• [PAGE TEXT]
Partial Summary Judgment on the Breach of Contract Claim

¶18 As noted, Space Center asserted that it was only required to pay fees that Lender had actually incurred. From this, Space Center asserted that fee payments that didn't go toward fees actually incurred should have been regarded as "excess proceeds" that Lender should have applied to the loan balance. And from that, Space Center argued that Lender had breached the Excess Proceeds Clause by not doing so.

¶19 After the court dismissed Space Center's fraud-based claims, Lender moved for summary judgment on Space Center's


remaining claim for breach of contract. Among other things, Lender argued that "Space Center was obligated to pay the listed fees" and that there was nothing in the agreement to suggest that the fees had to represent actual costs incurred. (Quotation simplified.) Lender also contended that Space Center could not "prove the element of damages for its breach of contract claim." (Quotation simplified.) To support this, Lender attached a declaration by its accountant, wherein the accountant averred that, even under a "hypothetical accounting" that accepted all of Space Center's allegations as true, Space Center would still owe Lender money. In its opposition, Space Center responded with a number of arguments, and it also challenged the validity of Lender's hypothetical accountings.

• [GIVEN INSTRUCTION]
Revise the summary judgment text, beginning at the words "Partial Summary Judgment" and stopping after "not doing so.", so that "loan balance" is replaced with "outstanding principal".

• [DATA]
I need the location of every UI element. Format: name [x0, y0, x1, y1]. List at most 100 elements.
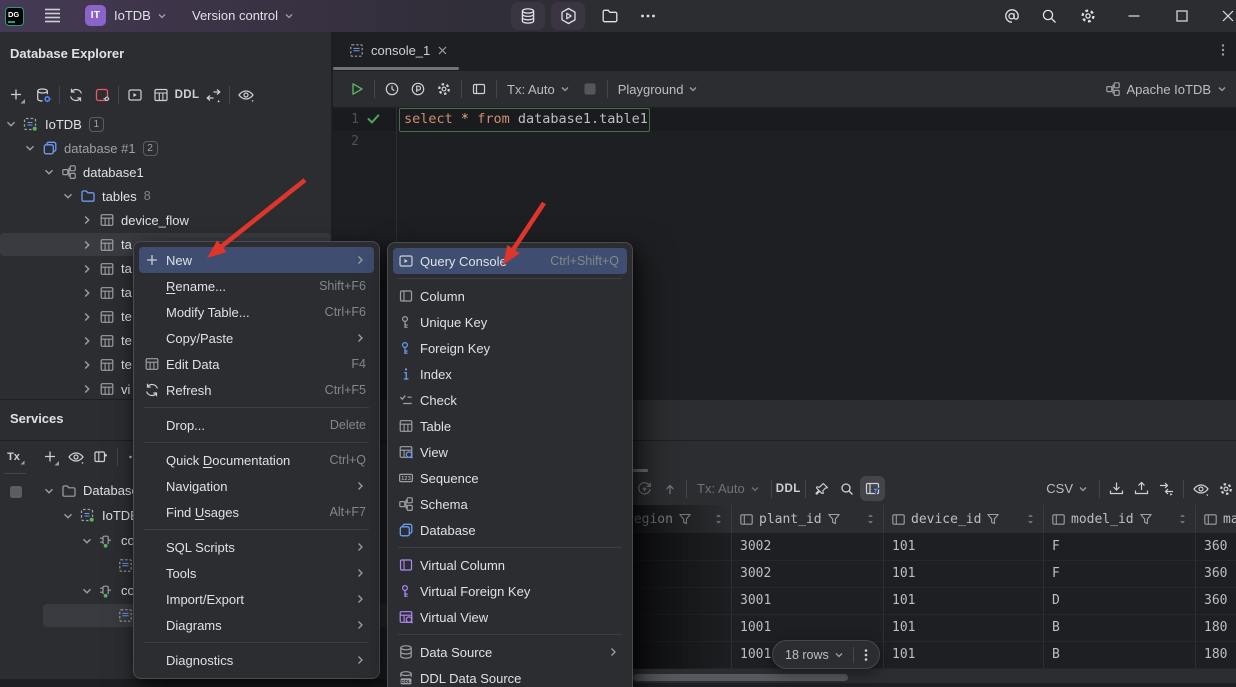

• [RESULT OF THIS TASK]
Partial Summary Judgment on the Breach of Contract Claim

¶18 As noted, Space Center asserted that it was only required to pay fees that Lender had actually incurred. From this, Space Center asserted that fee payments that didn't go toward fees actually incurred should have been regarded as "excess proceeds" that Lender should have applied to the outstanding principal. And from that, Space Center argued that Lender had breached the Excess Proceeds Clause by not doing so.